== DIRECTION ==
Check every line below for the word "derniers" and copy each one that has it.

== ENTRIES SHOWN ==

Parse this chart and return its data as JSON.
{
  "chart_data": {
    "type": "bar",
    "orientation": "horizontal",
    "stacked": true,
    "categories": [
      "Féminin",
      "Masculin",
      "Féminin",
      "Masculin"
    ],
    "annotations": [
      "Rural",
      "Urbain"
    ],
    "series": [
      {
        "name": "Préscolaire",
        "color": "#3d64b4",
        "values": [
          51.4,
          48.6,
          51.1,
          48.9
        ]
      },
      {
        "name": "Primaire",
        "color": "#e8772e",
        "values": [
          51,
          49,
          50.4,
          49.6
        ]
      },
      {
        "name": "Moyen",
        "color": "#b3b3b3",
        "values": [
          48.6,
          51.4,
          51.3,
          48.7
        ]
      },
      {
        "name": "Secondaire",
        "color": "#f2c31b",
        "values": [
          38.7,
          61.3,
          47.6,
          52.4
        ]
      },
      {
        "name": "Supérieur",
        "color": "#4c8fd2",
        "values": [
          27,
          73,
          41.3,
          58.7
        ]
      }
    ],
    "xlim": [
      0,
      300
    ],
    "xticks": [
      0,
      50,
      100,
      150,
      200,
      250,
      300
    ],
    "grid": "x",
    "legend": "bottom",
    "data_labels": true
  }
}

==

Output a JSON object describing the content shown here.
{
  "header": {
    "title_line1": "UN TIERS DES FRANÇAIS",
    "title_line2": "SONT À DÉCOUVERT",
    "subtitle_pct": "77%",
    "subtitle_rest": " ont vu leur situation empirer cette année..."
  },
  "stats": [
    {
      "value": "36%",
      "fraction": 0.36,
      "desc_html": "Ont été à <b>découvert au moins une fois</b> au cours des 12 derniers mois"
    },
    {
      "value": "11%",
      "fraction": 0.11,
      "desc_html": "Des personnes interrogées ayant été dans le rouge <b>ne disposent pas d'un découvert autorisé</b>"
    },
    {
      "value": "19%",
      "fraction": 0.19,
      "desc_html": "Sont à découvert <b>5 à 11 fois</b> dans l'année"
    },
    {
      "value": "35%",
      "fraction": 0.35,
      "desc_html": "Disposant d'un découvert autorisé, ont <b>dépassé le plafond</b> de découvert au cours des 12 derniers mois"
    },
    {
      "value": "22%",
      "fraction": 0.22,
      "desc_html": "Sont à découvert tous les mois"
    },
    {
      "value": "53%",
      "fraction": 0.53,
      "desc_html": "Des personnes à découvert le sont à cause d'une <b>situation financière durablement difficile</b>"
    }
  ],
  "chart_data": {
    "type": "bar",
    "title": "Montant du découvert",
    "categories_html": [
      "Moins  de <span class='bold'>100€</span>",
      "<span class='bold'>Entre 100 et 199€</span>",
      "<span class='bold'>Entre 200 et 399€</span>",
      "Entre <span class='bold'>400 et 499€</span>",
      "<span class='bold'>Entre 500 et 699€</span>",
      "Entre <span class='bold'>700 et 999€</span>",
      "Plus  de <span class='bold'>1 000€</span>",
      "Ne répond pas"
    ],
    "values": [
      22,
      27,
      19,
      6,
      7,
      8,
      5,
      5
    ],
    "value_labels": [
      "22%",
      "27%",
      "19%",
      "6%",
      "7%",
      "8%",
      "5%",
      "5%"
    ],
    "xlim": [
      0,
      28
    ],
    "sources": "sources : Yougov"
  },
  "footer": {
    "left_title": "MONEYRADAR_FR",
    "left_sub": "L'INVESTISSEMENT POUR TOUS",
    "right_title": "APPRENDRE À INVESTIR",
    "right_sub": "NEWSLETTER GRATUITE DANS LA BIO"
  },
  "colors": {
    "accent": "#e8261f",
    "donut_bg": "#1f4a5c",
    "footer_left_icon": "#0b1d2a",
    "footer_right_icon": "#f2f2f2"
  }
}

== ANSWER TO THE PROBLEM ==
      "desc_html": "Ont été à <b>découvert au moins une fois</b> au cours des 12 derniers mois"
      "desc_html": "Disposant d'un découvert autorisé, ont <b>dépassé le plafond</b> de découvert au cours des 12 derniers mois"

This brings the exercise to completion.